Supplied text:

  2. Lindsay, I have no words. How utterly amazing that you had this moment with your children. Truly. These are the moments that make a difference.

    And I understand you so completely it’s scary.

  3. Beautifully put. What a wonderful evening with your children, and how gracefully you helped them navigate through this important childhood moment.

  4. Oh, this tugs at my heart. Interestingly, I just typed out something slightly similar to post later this week. We’re both going down memory lane at the same time. I love that it was your kids who sparked it, though.

  5. I think this must be my all-time favorite post of yours. Moments like this are both heartbreaking and glorious. As adults we are so prone to stop and commemorate (or mourn) the passage of time. It would be so easy to assume that kids, bouyed by their youth, wouldn’t do the same. But they do. Change is hard at every age. A truly touching post.

  6. Just wow. I am in awe of how you mirror them… being a kid is not easy, but it is easier with a mom who takes the time to truly see.

  7. Wow. Lindsey, you have outdone yourself with this post. I had to shut my office door because I’m tearing up. “Life is an endless alleluia!” Beautiful.

    And your little boy is just precious. Thank you for this post!! – Amy

  8. Whit’s good looks obviously began in his babyhood!

    Just last week, and sounding very much like a wizened ex-con, Big Boy told me that he wanted to climb back inside my tummy because “life is hard on the outside.” It sounds like he and Whit should get together for some philosophical brooding. Meanwhile, you and I can shake our heads, and raise as glass to Gretchen Rubin’s adage, “The days are long, but the years are short.”

    xo

  9. What a great way to put it — an endless alleluia and a constant goodby. So incredibly true.

    This mom, with a high school graduation of her little one behind her, says it’s still true!

  10. This brought tears to my eyes! Oh, how delicious is your family!

    I must admit, I do not have memories of being sad when I was a child about the days gone by. Instead, I was sad that I was STILL a child, that I wasn’t an adult yet, more in control of my life. (HA!) I’ve carried that obsession with the potential for a better future over the joys of the present for far too long.

    You handled this moment with your children so beautifully. And it is such a testament to how safe they feel as children, with you as their guide, for them to a) have that type of sadness, b) be conscious of it and c) communicate it to you. Kudos.

  11. Hold on. I’ve gotta wipe away all these tears.

    Ok. So powerful. So poignant. So…amazing that Whit was able to articulate his emotions so eloquently. (That apple clearly fell off of your tree.)

    Eyes still welling. xoxo

  12. What a gorgeous post. And what amazing children you have! So often I wonder if I want another–lots of complicated issues that may get in the way of having a second–but this post made me want just one more. Thanks for the beauty of your writing and your parenting.

  13. Lindsey, I have nothing more (or less) to say than this: You are a staggeringly beautiful writer, a staggeringly beautiful mother, a staggeringly beautiful woman.

[Document structure recognition data]
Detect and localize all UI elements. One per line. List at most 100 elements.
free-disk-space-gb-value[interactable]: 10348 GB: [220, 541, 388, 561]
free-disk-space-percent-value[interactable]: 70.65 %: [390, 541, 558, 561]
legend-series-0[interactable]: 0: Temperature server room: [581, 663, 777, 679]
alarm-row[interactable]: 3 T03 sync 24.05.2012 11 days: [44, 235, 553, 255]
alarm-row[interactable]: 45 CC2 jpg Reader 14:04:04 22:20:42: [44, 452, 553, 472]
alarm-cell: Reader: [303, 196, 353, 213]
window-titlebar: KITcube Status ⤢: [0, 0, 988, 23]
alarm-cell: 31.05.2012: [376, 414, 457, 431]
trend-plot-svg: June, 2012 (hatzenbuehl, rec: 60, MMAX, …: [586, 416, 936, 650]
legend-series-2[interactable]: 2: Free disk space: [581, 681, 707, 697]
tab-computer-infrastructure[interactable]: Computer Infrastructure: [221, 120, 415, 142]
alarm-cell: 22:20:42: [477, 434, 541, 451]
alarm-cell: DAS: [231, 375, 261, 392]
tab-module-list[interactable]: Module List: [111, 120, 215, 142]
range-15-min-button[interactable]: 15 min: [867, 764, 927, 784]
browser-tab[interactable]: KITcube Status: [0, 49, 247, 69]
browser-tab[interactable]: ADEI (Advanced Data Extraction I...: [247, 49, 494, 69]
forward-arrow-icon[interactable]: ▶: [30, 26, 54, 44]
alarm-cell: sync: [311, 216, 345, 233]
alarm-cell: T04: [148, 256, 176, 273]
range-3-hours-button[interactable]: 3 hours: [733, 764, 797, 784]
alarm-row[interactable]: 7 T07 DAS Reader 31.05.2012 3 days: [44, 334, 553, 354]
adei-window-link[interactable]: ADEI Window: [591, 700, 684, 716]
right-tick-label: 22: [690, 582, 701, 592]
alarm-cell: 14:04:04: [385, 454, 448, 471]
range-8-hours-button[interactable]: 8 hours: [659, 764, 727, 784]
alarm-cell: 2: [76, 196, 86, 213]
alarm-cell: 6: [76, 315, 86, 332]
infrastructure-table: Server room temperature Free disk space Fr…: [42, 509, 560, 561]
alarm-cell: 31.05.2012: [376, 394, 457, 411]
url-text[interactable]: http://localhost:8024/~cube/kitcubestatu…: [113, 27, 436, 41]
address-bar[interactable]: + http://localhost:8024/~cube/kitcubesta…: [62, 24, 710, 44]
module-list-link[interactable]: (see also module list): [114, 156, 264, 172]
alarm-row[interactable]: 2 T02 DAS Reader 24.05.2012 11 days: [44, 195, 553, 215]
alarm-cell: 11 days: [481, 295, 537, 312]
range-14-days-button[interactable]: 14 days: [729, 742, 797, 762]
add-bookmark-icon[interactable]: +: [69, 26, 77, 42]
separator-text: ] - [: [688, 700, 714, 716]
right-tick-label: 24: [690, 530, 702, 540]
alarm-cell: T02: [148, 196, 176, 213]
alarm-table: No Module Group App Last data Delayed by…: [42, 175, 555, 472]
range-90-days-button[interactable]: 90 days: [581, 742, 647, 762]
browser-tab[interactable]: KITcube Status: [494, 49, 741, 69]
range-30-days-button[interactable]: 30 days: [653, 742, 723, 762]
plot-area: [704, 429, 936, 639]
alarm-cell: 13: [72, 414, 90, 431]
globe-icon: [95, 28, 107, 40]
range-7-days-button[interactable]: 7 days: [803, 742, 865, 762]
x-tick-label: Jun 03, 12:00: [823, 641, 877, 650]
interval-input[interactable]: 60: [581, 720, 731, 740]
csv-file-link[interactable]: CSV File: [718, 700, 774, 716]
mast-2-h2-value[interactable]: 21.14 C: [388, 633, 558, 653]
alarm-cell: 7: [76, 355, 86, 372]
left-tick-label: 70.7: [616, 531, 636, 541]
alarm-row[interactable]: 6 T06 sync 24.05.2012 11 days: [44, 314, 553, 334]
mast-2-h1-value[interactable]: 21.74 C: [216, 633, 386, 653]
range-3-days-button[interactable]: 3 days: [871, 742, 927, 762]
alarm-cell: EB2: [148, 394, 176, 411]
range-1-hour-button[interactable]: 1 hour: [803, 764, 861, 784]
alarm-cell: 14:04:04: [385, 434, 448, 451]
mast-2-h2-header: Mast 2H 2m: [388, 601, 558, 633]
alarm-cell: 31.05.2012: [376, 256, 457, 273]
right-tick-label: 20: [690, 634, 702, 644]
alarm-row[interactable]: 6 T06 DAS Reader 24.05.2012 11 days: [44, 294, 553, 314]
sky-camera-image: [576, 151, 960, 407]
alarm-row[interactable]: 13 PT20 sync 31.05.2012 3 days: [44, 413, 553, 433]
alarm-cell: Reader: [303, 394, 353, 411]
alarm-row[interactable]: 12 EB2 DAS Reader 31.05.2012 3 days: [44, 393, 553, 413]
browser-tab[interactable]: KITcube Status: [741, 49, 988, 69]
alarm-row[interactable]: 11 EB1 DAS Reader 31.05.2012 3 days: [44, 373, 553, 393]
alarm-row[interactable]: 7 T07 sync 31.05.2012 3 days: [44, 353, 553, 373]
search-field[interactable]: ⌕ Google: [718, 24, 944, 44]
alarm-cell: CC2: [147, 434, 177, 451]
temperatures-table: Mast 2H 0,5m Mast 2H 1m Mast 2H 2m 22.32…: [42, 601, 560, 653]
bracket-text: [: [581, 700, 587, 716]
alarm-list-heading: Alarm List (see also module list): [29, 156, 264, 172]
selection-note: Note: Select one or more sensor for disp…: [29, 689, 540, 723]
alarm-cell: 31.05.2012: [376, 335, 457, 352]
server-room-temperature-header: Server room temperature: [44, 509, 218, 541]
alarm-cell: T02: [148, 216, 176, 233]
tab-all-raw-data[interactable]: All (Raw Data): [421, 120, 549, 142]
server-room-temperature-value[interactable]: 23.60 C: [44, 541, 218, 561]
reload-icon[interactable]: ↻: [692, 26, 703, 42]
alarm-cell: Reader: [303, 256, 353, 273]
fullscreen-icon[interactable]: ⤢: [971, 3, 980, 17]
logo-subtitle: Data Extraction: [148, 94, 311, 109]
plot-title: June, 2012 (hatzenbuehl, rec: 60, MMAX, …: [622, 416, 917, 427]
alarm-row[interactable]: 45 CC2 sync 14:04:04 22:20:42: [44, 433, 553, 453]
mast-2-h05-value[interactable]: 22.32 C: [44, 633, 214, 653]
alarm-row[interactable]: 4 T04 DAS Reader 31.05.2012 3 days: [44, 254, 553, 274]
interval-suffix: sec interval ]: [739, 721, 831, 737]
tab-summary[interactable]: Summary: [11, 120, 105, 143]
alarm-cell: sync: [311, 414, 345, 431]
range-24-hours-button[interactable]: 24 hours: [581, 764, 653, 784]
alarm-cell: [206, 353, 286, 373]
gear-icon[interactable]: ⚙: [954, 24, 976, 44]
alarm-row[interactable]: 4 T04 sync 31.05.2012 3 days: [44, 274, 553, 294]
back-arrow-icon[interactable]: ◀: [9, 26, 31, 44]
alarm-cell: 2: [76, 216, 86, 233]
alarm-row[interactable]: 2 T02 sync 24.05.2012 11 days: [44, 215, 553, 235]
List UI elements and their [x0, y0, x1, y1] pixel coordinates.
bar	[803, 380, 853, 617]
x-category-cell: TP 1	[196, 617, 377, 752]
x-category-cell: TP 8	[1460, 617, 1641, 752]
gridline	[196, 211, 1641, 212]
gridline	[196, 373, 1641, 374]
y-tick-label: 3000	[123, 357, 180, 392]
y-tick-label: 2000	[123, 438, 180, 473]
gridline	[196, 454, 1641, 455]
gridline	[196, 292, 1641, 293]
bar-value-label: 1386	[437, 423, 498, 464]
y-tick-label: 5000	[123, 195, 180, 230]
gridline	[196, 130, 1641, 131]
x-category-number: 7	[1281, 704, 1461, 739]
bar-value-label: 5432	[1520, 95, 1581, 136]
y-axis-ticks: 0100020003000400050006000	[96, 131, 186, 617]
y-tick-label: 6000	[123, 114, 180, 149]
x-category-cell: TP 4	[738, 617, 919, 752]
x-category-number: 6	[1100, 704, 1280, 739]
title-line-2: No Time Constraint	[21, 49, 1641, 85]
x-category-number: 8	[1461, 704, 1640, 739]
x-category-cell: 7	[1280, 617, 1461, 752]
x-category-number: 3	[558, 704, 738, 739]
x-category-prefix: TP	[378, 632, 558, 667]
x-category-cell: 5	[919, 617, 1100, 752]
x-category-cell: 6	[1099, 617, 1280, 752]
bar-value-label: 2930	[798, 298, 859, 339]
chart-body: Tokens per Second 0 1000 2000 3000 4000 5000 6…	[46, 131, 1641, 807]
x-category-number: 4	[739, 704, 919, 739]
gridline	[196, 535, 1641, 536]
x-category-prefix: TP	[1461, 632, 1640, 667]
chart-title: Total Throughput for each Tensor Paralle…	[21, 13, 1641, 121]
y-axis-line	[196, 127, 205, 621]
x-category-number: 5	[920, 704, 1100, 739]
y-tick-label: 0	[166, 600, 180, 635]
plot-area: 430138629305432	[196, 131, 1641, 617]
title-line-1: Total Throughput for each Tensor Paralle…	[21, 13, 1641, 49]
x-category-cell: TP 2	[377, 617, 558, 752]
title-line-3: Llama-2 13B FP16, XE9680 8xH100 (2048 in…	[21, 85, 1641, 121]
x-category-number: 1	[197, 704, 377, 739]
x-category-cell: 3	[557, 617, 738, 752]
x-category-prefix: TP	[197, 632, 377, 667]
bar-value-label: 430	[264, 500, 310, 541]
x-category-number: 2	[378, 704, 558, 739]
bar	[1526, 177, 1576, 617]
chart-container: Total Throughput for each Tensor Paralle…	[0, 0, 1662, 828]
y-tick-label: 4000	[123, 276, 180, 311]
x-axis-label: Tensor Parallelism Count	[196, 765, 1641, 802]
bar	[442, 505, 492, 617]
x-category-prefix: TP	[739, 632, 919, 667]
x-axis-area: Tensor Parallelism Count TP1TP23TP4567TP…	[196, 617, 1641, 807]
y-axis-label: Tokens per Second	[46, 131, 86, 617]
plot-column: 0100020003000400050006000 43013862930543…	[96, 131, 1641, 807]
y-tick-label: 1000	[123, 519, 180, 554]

Work order: In the comments text, whose adage is "The days are long, but the years are short"? Answer using only the comments text.

Written solution: Gretchen Rubin's.